Scan the lines below; pull out those with "distance".

---------- Material to process

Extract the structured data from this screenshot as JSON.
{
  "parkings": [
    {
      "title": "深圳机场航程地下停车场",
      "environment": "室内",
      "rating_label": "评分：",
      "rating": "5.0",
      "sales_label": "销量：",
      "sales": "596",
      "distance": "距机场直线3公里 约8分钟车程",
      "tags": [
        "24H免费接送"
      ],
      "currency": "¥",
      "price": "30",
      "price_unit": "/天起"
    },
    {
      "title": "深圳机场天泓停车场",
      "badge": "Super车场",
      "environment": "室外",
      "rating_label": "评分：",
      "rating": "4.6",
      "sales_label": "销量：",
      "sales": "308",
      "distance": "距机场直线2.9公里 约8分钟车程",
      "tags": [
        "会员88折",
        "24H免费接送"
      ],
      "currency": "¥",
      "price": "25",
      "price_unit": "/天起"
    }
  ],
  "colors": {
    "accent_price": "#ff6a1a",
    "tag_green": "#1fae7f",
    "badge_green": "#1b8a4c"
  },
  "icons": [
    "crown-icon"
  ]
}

--------------------

Solution for this task =
      "distance": "距机场直线3公里 约8分钟车程",
      "distance": "距机场直线2.9公里 约8分钟车程",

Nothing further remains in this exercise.